Stored entries
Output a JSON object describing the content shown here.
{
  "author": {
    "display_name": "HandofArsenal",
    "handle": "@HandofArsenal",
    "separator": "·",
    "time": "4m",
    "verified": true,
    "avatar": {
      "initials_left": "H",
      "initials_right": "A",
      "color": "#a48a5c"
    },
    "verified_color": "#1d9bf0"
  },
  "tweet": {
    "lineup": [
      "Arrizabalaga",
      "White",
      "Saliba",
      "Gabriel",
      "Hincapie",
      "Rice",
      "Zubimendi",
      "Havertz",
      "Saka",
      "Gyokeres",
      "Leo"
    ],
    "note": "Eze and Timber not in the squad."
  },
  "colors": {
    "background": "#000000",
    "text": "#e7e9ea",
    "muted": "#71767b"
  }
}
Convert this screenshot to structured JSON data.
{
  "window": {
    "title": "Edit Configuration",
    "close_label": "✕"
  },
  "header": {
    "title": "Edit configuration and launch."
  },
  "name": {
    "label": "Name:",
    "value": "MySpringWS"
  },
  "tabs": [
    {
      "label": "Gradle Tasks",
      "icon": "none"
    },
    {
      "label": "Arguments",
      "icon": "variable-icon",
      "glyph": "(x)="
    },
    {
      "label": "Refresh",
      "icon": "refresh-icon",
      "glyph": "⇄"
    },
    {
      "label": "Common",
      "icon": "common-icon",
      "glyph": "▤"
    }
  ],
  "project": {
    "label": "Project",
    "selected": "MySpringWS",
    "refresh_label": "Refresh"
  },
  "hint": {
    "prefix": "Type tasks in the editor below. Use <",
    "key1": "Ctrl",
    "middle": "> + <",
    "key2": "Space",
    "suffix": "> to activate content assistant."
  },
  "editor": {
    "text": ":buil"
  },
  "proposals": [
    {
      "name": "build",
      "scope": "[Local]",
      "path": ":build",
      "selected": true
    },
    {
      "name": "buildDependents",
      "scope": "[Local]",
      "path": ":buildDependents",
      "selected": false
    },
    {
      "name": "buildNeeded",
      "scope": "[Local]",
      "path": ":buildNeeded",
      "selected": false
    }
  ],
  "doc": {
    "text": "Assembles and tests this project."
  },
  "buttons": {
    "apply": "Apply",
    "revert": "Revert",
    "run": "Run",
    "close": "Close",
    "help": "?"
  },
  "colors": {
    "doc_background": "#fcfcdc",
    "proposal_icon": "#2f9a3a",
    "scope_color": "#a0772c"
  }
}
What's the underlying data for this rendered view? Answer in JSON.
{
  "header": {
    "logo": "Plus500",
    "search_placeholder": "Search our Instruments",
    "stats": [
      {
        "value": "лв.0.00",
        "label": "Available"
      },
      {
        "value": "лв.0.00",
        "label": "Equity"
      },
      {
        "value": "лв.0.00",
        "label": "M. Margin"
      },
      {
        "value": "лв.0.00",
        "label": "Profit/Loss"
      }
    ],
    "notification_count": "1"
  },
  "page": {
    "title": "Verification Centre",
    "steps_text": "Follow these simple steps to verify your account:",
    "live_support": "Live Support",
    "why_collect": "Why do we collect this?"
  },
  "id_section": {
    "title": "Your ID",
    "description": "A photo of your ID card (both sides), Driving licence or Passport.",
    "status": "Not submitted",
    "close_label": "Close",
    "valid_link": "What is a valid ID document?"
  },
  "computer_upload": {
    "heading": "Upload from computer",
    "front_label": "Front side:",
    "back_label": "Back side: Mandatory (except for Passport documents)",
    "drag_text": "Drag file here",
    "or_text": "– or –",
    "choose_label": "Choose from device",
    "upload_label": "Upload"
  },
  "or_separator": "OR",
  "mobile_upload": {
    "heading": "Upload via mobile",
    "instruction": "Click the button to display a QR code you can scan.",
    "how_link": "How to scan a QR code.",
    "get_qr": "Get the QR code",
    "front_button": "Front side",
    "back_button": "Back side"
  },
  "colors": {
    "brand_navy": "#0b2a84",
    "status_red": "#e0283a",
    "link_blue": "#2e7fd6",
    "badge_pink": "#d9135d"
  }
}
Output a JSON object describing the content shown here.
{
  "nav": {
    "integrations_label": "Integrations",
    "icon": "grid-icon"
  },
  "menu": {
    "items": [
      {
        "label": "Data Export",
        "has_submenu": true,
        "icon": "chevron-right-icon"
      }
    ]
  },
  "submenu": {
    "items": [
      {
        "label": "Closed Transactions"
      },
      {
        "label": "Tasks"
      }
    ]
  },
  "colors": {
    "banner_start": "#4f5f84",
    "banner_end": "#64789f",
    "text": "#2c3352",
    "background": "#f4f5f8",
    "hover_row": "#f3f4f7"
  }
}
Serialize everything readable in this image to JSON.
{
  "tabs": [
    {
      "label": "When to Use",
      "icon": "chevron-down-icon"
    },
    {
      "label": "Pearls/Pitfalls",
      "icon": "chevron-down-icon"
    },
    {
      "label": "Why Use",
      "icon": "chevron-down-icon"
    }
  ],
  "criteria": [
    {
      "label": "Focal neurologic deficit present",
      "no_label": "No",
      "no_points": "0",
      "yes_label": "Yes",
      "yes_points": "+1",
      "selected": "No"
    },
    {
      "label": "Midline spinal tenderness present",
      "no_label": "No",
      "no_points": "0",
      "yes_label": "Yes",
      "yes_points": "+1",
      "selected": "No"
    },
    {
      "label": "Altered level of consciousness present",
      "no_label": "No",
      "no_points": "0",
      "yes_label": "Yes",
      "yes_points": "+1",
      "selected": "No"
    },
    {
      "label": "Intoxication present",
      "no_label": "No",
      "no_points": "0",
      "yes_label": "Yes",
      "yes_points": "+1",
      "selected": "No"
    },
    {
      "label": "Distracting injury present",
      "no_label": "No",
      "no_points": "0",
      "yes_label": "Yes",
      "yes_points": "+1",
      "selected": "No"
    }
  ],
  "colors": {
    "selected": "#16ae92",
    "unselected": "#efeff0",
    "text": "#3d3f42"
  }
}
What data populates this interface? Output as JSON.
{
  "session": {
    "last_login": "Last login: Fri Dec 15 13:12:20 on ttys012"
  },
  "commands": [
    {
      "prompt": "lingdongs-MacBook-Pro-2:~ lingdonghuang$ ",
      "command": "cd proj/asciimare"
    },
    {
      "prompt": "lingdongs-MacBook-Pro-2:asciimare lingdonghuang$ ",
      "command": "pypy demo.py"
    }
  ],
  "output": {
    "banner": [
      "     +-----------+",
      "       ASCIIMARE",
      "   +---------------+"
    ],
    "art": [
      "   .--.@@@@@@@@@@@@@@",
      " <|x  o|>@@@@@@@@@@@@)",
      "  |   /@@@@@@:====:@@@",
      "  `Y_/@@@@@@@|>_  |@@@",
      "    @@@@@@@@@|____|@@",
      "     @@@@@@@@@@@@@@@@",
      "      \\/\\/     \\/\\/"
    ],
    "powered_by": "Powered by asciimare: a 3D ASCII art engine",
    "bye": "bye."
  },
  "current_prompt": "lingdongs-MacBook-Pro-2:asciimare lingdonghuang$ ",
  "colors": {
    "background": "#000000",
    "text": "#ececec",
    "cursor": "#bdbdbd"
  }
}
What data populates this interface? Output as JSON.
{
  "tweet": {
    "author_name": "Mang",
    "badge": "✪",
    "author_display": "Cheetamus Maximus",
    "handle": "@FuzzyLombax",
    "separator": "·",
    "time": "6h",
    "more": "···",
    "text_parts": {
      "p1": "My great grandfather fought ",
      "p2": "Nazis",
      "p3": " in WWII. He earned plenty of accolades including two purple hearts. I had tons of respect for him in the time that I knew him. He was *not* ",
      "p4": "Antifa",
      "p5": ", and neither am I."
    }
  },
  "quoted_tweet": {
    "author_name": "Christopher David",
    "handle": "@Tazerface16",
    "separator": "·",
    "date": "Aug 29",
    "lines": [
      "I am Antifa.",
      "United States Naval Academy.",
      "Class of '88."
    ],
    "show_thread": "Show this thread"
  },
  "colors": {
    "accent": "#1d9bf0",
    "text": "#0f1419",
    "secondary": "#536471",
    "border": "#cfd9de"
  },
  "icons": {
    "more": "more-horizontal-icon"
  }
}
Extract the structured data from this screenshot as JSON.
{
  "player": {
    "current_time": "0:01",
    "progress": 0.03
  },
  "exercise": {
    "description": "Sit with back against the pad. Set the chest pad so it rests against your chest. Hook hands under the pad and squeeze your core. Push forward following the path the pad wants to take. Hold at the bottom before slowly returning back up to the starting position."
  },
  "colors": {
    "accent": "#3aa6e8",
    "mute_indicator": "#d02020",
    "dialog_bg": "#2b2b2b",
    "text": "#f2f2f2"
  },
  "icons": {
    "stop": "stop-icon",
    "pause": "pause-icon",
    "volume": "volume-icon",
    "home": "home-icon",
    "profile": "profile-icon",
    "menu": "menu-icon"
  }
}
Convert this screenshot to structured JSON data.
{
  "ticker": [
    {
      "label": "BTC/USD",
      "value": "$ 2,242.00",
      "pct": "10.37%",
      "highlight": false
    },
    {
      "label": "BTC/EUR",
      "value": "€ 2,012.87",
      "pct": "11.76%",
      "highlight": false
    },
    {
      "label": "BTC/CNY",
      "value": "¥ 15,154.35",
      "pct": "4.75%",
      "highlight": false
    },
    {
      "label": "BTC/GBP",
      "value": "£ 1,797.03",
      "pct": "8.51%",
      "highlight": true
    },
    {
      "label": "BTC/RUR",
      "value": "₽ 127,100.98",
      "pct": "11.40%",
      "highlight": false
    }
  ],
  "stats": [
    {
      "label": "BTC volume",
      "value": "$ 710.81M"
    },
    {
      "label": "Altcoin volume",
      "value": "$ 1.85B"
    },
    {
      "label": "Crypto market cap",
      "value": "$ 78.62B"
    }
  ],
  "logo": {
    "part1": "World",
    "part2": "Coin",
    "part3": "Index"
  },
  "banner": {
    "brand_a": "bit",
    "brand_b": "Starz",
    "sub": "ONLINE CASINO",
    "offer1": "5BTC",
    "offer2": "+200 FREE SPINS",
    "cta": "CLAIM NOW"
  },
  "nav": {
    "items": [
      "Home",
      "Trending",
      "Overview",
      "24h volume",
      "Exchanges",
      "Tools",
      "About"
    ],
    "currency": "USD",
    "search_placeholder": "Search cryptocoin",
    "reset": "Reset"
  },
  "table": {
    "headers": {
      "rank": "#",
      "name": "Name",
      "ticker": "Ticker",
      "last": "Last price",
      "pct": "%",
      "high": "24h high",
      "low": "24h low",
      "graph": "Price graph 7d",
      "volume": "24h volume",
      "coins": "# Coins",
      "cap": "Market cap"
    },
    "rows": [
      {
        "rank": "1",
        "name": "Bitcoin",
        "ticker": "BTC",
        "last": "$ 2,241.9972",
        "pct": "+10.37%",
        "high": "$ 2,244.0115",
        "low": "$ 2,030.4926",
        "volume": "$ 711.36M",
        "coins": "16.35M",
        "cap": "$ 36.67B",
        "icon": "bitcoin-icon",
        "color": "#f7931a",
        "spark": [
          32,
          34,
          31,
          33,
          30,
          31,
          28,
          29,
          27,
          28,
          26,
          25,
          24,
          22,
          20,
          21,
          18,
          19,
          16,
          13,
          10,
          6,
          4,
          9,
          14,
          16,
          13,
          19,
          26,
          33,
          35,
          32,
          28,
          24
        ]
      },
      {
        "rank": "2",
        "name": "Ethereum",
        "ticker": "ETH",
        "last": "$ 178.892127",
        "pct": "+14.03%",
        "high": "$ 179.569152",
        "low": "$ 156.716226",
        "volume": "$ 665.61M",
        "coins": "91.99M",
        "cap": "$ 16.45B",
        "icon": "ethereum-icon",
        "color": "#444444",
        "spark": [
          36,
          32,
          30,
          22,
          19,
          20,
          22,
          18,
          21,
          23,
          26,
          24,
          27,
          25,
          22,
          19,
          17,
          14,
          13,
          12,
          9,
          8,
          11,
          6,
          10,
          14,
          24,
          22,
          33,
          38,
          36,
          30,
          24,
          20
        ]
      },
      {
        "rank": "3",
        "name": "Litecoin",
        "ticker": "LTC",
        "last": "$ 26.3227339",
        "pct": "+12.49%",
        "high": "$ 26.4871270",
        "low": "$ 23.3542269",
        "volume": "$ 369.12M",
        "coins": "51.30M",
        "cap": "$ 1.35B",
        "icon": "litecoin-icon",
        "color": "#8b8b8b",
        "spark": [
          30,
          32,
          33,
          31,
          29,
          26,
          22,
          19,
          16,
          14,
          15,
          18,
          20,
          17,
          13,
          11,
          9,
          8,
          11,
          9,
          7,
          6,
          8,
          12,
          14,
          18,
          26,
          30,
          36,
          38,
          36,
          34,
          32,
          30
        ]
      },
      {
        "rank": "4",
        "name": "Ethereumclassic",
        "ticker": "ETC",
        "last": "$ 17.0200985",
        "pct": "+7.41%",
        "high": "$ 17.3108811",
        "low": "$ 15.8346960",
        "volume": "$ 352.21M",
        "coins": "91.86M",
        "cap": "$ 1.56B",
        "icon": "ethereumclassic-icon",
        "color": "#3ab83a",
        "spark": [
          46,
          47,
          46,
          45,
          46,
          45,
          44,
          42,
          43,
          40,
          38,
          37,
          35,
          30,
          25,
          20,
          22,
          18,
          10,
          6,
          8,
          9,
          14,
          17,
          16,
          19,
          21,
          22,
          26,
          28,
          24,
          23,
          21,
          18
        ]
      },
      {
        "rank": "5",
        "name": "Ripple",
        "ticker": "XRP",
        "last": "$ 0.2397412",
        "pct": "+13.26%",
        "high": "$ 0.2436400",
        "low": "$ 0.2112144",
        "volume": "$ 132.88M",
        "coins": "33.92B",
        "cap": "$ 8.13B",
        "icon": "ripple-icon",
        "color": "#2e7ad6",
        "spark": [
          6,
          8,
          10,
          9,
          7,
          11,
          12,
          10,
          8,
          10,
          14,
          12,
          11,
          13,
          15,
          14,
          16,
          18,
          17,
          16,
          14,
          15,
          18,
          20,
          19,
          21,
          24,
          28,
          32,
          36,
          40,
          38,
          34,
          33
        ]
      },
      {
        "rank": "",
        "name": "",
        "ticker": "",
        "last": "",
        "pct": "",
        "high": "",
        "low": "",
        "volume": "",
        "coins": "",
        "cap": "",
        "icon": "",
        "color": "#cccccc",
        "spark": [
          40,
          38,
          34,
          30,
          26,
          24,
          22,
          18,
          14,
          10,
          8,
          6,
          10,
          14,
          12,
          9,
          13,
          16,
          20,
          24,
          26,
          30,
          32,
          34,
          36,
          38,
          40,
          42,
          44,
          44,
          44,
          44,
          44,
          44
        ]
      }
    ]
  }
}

### [EXERCISE REQUIREMENTS]
Write out every line of the listing that holds the word "ticker".

### [RESULT]
  "ticker": [
      "ticker": "Ticker",
        "ticker": "BTC",
        "ticker": "ETH",
        "ticker": "LTC",
        "ticker": "ETC",
        "ticker": "XRP",
        "ticker": "",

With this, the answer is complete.